So, it is clear that the
resurrection of Jesus Christ is not only a cardinal doctrine of the Christian
faith but that it was so recognized in ancient times by those who, down through
history, have been identified as orthodox.
A third
concern, connecting the resurrection of Jesus Christ and the blood of Jesus
Christ, has to do with whether or not the resurrection of Jesus Christ from the
dead on the third day was complete, a full resurrection. Is blood part of a
person’s physical body? Yes, it is. Indeed, the blood is so much a part of
physical life that “the LORD spake unto Moses,” in Leviticus
17.11, saying, “For the life of
the flesh is in the blood.”
So, no one can argue that a person’s blood is not a vital organ of the human
body or that the blood is not essential to physical life. That leads to the
question, If Christ’s body was raised from the dead so that it would not see
corruption, was Christ’s blood not also raised, since His blood is part of His
body?
★ ★ ★ ★ ★ ★ ★
Given task A ▸ Revise the part of the collected data that opens with the line containing "table-cell: 23 <box>690 350 751 379</box>" and closes with the final line of the collected data, changing "type-cell" to "category-cell" and leaving everything else unchanged. Give only those lines.

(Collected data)
★ ★ ★ ★ ★ ★ ★
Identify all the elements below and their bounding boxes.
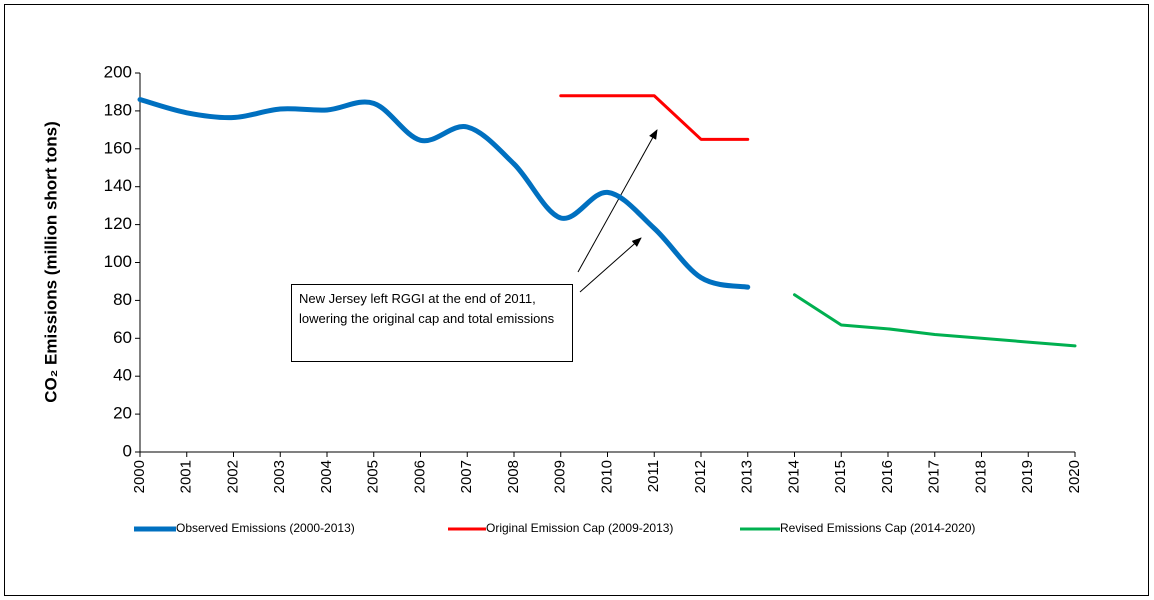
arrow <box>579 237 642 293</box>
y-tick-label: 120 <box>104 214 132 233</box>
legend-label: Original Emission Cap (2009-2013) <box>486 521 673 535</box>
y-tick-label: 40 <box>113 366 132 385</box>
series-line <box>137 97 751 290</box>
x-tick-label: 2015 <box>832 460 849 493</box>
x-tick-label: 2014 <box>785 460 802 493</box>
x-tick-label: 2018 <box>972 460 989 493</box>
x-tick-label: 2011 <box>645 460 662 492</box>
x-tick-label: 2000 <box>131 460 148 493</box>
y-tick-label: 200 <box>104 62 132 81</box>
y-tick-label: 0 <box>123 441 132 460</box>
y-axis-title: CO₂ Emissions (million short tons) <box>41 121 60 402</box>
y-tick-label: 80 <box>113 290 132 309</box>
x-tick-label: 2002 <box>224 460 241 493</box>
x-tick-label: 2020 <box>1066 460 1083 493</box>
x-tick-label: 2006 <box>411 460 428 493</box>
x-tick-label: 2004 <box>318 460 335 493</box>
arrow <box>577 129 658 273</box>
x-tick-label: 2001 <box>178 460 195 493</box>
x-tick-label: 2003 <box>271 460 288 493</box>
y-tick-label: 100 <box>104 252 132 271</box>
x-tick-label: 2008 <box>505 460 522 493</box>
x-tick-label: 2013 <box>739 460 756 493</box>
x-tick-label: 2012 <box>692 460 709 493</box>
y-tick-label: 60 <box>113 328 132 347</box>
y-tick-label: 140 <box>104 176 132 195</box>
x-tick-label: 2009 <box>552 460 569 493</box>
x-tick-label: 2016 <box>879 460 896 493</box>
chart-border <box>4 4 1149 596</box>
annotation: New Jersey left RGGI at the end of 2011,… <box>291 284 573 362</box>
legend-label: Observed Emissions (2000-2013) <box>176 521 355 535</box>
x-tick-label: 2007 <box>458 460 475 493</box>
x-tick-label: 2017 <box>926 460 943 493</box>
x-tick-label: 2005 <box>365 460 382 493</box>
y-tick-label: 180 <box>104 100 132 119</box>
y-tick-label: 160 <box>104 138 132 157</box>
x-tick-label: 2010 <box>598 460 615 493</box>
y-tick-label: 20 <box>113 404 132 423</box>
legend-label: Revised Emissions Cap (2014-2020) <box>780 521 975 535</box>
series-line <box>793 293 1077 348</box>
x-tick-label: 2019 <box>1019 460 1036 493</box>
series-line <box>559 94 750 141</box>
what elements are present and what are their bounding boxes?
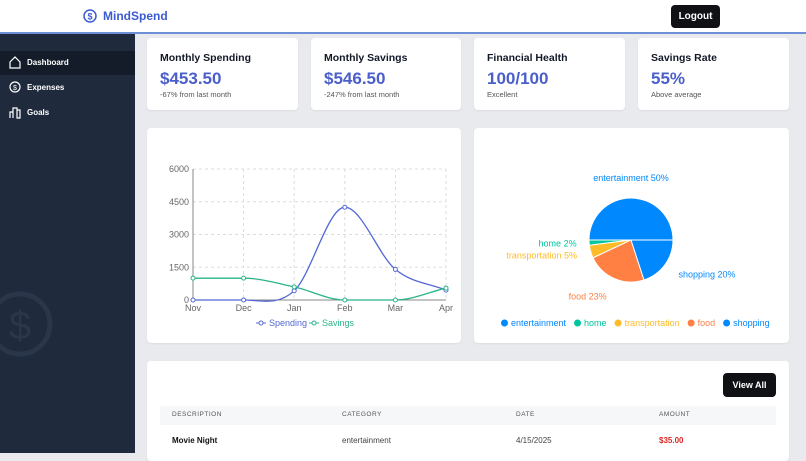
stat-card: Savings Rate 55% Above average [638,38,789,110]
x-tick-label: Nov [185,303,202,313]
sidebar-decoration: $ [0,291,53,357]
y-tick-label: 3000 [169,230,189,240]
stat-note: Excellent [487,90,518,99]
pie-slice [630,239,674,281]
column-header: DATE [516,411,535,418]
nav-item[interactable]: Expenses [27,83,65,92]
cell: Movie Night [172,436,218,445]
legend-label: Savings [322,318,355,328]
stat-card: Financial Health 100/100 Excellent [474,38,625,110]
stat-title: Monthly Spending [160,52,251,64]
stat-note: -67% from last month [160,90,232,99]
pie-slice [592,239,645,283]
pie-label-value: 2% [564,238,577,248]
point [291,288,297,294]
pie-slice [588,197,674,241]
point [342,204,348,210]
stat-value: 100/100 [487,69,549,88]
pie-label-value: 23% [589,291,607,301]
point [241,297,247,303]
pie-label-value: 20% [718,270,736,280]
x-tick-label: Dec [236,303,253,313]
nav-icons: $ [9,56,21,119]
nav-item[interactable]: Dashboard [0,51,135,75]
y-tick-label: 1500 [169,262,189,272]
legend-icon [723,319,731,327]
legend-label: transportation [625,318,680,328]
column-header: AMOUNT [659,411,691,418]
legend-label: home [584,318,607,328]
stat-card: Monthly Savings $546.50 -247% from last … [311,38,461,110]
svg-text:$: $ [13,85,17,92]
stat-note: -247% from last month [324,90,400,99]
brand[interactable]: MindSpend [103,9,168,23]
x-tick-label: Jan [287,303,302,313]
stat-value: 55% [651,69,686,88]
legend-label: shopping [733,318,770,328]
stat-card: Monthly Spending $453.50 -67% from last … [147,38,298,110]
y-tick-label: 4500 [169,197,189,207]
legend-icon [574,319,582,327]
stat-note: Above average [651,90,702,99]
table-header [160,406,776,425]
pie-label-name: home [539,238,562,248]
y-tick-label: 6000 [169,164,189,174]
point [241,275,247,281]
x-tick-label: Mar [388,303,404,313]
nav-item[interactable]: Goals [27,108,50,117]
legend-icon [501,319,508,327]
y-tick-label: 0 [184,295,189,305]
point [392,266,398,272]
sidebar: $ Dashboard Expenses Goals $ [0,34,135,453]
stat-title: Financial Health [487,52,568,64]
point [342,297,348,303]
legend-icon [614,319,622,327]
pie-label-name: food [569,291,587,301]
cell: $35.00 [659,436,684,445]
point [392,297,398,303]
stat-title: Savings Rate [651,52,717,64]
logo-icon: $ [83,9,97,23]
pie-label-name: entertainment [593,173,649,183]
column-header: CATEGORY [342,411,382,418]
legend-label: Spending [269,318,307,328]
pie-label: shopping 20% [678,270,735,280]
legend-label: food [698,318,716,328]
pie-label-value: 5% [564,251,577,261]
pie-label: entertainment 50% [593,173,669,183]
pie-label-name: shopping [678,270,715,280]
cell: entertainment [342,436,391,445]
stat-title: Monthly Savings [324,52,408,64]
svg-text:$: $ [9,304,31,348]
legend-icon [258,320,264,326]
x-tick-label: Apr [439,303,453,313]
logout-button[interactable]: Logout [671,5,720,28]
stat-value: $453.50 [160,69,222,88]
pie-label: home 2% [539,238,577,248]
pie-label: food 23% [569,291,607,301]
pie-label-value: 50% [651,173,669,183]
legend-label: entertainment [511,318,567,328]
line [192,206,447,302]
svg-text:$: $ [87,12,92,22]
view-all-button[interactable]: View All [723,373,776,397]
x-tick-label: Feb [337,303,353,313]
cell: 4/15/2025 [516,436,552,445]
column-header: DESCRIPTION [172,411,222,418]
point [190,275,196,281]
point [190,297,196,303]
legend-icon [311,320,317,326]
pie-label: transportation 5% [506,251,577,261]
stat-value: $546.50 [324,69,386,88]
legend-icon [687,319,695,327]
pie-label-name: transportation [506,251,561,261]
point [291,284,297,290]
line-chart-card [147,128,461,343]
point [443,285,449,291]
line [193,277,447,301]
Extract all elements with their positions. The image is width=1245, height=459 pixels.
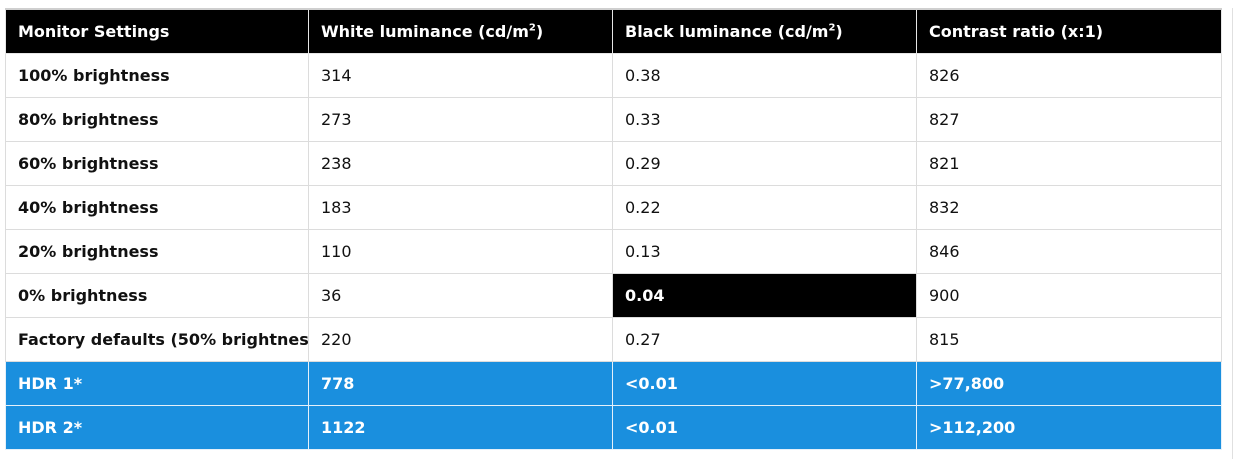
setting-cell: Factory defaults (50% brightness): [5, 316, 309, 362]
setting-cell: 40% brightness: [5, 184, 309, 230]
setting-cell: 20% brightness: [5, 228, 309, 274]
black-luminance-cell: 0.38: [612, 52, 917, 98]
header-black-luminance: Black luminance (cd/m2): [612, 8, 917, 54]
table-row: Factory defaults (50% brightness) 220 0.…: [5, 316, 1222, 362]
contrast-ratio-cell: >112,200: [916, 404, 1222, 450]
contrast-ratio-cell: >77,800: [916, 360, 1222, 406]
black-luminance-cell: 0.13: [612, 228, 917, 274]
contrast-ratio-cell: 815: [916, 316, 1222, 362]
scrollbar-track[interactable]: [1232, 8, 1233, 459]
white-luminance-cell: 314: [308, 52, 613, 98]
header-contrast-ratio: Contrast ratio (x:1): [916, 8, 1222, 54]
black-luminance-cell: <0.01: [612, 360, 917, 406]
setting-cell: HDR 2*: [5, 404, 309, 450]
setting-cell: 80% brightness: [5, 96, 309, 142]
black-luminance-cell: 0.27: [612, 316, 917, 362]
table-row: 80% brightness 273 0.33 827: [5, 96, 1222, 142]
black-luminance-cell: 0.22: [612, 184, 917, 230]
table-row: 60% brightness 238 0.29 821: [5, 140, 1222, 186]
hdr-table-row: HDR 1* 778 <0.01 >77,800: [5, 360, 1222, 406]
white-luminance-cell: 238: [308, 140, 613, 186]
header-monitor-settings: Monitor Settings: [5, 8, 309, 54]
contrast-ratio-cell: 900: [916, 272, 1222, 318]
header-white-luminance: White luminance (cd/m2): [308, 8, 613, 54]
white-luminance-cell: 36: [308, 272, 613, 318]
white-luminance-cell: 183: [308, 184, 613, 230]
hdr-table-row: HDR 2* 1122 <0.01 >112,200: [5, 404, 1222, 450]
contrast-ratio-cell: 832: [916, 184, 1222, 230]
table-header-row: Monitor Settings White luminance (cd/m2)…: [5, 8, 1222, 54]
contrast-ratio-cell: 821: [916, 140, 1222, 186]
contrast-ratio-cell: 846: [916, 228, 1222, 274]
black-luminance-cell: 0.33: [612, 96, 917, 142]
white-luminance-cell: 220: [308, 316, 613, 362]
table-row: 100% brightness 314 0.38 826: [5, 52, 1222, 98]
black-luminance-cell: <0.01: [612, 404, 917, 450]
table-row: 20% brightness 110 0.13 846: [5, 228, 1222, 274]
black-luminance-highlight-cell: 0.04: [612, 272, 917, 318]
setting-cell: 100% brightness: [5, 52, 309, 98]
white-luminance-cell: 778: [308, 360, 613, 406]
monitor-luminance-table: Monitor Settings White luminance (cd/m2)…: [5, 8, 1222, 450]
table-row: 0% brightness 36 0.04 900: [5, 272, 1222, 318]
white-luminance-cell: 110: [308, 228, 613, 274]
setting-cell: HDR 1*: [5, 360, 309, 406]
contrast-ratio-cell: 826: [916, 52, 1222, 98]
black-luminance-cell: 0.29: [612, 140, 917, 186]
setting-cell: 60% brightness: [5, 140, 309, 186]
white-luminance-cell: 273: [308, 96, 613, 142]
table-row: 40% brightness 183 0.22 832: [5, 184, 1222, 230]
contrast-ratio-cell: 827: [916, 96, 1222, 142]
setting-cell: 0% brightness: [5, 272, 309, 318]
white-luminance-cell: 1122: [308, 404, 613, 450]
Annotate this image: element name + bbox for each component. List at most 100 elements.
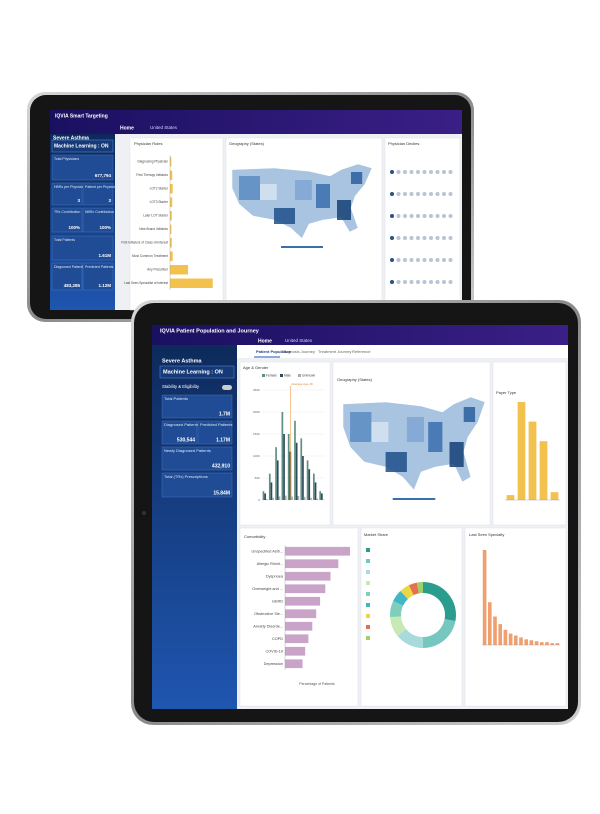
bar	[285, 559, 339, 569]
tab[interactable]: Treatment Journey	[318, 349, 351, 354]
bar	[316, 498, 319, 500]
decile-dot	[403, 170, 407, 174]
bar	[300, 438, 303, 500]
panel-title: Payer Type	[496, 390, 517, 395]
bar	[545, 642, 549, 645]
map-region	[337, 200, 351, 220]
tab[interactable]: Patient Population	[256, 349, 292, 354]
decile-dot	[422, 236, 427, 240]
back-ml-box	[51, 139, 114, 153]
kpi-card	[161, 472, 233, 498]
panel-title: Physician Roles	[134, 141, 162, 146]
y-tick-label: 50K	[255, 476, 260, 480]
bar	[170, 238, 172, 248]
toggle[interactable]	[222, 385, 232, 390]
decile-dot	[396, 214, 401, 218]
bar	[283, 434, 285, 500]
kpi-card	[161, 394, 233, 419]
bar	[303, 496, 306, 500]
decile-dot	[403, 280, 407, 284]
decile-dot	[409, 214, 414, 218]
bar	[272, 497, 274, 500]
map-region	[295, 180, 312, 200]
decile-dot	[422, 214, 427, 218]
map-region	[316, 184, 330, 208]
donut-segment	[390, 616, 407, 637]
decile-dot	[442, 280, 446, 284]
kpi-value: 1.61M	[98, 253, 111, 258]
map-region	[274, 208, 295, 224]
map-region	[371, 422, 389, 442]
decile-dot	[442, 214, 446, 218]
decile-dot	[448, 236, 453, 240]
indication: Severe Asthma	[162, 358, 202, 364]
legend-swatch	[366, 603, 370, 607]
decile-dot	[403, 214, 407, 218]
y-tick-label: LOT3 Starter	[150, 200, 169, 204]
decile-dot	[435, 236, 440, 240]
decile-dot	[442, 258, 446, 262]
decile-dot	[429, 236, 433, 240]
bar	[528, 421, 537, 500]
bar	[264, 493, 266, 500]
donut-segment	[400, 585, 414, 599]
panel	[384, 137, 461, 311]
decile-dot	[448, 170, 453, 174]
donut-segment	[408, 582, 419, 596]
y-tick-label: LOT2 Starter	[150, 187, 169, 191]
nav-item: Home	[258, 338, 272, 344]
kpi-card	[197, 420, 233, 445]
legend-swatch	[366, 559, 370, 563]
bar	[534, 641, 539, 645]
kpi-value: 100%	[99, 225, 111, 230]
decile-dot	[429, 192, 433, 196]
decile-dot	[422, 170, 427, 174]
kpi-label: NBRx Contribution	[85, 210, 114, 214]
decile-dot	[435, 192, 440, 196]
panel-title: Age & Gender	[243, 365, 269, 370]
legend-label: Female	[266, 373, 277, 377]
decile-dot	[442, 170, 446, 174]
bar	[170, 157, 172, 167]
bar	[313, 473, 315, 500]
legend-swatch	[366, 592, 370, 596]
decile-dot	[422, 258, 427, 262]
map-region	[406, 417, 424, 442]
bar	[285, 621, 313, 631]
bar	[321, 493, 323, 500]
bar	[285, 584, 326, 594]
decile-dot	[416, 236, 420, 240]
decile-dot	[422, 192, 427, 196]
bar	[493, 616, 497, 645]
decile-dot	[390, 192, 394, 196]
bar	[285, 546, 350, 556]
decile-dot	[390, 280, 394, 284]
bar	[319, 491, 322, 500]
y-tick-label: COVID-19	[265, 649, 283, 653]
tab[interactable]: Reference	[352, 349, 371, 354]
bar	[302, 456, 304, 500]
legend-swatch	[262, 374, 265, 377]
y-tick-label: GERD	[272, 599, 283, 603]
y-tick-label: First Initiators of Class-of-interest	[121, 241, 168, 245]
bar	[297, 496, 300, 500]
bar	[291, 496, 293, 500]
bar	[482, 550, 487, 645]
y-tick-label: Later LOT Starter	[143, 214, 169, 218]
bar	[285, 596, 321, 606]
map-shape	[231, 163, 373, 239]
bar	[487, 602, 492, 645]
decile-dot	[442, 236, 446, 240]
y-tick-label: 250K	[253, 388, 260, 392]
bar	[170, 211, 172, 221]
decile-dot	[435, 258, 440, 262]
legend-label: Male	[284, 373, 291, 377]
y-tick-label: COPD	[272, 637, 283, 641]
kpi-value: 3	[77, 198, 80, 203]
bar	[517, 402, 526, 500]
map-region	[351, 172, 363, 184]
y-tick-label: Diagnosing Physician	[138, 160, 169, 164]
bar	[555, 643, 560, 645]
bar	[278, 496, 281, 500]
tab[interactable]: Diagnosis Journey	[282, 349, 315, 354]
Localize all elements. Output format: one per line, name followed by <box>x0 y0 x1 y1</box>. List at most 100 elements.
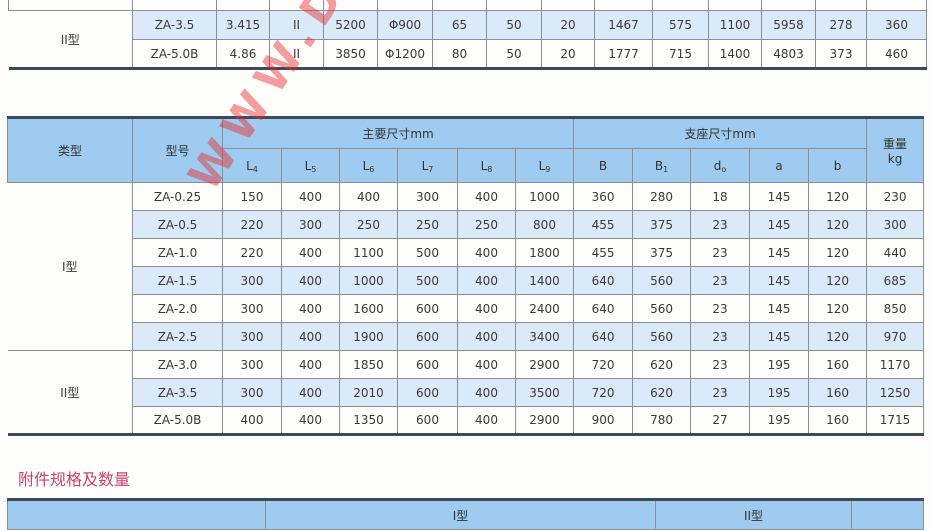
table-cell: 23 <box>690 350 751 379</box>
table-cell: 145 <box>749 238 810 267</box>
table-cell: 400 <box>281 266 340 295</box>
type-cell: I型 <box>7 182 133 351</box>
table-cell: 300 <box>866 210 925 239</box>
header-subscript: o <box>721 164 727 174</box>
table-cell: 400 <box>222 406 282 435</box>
★ ★ ★ ★ ★ ★ ★
Given task B ▸ Reproduce the passage on the resurrection and the blood of Christ in full, word for word.

Task response A ▸
table-cell: 23 <box>690 350 751 379</box>
table-cell: 145 <box>749 238 810 267</box>
table-cell: 400 <box>281 266 340 295</box>
category-cell: I型 <box>7 182 133 351</box>
table-cell: 300 <box>866 210 925 239</box>
header-subscript: o <box>721 164 727 174</box>
table-cell: 400 <box>222 406 282 435</box>

Task response B ▸
So, it is clear that the
resurrection of Jesus Christ is not only a cardinal doctrine of the Christian
faith but that it was so recognized in ancient times by those who, down through
history, have been identified as orthodox.
A third
concern, connecting the resurrection of Jesus Christ and the blood of Jesus
Christ, has to do with whether or not the resurrection of Jesus Christ from the
dead on the third day was complete, a full resurrection. Is blood part of a
person’s physical body? Yes, it is. Indeed, the blood is so much a part of
physical life that “the LORD spake unto Moses,” in Leviticus
17.11, saying, “For the life of
the flesh is in the blood.”
So, no one can argue that a person’s blood is not a vital organ of the human
body or that the blood is not essential to physical life. That leads to the
question, If Christ’s body was raised from the dead so that it would not see
corruption, was Christ’s blood not also raised, since His blood is part of His
body?